• **Given request**
Reproduce the data in its entirety, exactly as supplied.

• **Information given**
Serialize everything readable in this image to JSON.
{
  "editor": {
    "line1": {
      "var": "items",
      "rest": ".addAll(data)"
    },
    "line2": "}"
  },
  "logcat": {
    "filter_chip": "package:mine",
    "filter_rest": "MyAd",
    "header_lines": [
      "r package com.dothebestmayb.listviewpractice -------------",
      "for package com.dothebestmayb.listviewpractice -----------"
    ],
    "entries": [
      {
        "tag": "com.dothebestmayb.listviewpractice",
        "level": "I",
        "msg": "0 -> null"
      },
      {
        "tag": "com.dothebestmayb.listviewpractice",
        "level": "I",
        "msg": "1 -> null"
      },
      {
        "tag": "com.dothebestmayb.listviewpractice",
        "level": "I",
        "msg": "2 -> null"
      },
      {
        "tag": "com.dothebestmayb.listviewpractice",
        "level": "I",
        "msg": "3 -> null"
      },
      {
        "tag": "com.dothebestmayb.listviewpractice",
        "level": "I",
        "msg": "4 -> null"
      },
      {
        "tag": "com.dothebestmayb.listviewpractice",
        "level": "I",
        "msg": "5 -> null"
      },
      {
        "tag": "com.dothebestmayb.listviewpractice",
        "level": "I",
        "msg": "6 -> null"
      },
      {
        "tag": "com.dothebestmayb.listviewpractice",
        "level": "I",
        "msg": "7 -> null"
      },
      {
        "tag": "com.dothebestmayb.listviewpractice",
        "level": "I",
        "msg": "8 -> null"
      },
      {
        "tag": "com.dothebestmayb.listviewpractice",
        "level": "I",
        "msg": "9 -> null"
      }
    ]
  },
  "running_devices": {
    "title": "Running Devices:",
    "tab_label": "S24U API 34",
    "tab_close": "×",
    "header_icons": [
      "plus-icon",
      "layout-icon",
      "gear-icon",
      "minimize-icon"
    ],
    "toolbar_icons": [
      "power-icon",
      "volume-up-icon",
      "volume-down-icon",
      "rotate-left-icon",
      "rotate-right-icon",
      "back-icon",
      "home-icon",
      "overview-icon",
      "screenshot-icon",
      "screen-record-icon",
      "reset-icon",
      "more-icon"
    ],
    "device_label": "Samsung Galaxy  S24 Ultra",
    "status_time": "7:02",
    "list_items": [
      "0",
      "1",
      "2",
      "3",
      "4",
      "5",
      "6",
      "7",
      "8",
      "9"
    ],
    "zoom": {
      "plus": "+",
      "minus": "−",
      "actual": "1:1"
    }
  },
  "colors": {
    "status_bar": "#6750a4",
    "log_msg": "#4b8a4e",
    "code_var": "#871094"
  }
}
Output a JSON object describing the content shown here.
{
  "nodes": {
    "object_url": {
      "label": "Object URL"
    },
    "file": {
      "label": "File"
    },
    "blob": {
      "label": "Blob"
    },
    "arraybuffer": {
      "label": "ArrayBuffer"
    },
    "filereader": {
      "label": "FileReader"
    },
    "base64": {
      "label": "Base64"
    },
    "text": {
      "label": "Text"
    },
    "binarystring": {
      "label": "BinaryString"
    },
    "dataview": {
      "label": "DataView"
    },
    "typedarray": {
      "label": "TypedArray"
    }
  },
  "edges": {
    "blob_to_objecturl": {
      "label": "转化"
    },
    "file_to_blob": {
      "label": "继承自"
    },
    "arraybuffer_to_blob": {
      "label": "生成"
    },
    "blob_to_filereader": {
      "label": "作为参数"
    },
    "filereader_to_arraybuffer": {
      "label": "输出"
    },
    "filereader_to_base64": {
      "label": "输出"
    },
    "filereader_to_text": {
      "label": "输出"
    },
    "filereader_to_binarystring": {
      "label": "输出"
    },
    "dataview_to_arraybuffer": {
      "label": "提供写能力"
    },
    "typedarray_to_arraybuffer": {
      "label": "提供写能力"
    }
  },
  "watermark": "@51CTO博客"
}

• **Answer to this task**
Serialize everything readable in this image to JSON.
{
  "editor": {
    "line1": {
      "var": "items",
      "rest": ".addAll(data)"
    },
    "line2": "}"
  },
  "logcat": {
    "filter_chip": "package:mine",
    "filter_rest": "MyAd",
    "header_lines": [
      "r package com.dothebestmayb.listviewpractice -------------",
      "for package com.dothebestmayb.listviewpractice -----------"
    ],
    "entries": [
      {
        "tag": "com.dothebestmayb.listviewpractice",
        "level": "I",
        "msg": "0 -> null"
      },
      {
        "tag": "com.dothebestmayb.listviewpractice",
        "level": "I",
        "msg": "1 -> null"
      },
      {
        "tag": "com.dothebestmayb.listviewpractice",
        "level": "I",
        "msg": "2 -> null"
      },
      {
        "tag": "com.dothebestmayb.listviewpractice",
        "level": "I",
        "msg": "3 -> null"
      },
      {
        "tag": "com.dothebestmayb.listviewpractice",
        "level": "I",
        "msg": "4 -> null"
      },
      {
        "tag": "com.dothebestmayb.listviewpractice",
        "level": "I",
        "msg": "5 -> null"
      },
      {
        "tag": "com.dothebestmayb.listviewpractice",
        "level": "I",
        "msg": "6 -> null"
      },
      {
        "tag": "com.dothebestmayb.listviewpractice",
        "level": "I",
        "msg": "7 -> null"
      },
      {
        "tag": "com.dothebestmayb.listviewpractice",
        "level": "I",
        "msg": "8 -> null"
      },
      {
        "tag": "com.dothebestmayb.listviewpractice",
        "level": "I",
        "msg": "9 -> null"
      }
    ]
  },
  "running_devices": {
    "title": "Running Devices:",
    "tab_label": "S24U API 34",
    "tab_close": "×",
    "header_icons": [
      "plus-icon",
      "layout-icon",
      "gear-icon",
      "minimize-icon"
    ],
    "toolbar_icons": [
      "power-icon",
      "volume-up-icon",
      "volume-down-icon",
      "rotate-left-icon",
      "rotate-right-icon",
      "back-icon",
      "home-icon",
      "overview-icon",
      "screenshot-icon",
      "screen-record-icon",
      "reset-icon",
      "more-icon"
    ],
    "device_label": "Samsung Galaxy  S24 Ultra",
    "status_time": "7:02",
    "list_items": [
      "0",
      "1",
      "2",
      "3",
      "4",
      "5",
      "6",
      "7",
      "8",
      "9"
    ],
    "zoom": {
      "plus": "+",
      "minus": "−",
      "actual": "1:1"
    }
  },
  "colors": {
    "status_bar": "#6750a4",
    "log_msg": "#4b8a4e",
    "code_var": "#871094"
  }
}
Output a JSON object describing the content shown here.
{
  "nodes": {
    "object_url": {
      "label": "Object URL"
    },
    "file": {
      "label": "File"
    },
    "blob": {
      "label": "Blob"
    },
    "arraybuffer": {
      "label": "ArrayBuffer"
    },
    "filereader": {
      "label": "FileReader"
    },
    "base64": {
      "label": "Base64"
    },
    "text": {
      "label": "Text"
    },
    "binarystring": {
      "label": "BinaryString"
    },
    "dataview": {
      "label": "DataView"
    },
    "typedarray": {
      "label": "TypedArray"
    }
  },
  "edges": {
    "blob_to_objecturl": {
      "label": "转化"
    },
    "file_to_blob": {
      "label": "继承自"
    },
    "arraybuffer_to_blob": {
      "label": "生成"
    },
    "blob_to_filereader": {
      "label": "作为参数"
    },
    "filereader_to_arraybuffer": {
      "label": "输出"
    },
    "filereader_to_base64": {
      "label": "输出"
    },
    "filereader_to_text": {
      "label": "输出"
    },
    "filereader_to_binarystring": {
      "label": "输出"
    },
    "dataview_to_arraybuffer": {
      "label": "提供写能力"
    },
    "typedarray_to_arraybuffer": {
      "label": "提供写能力"
    }
  },
  "watermark": "@51CTO博客"
}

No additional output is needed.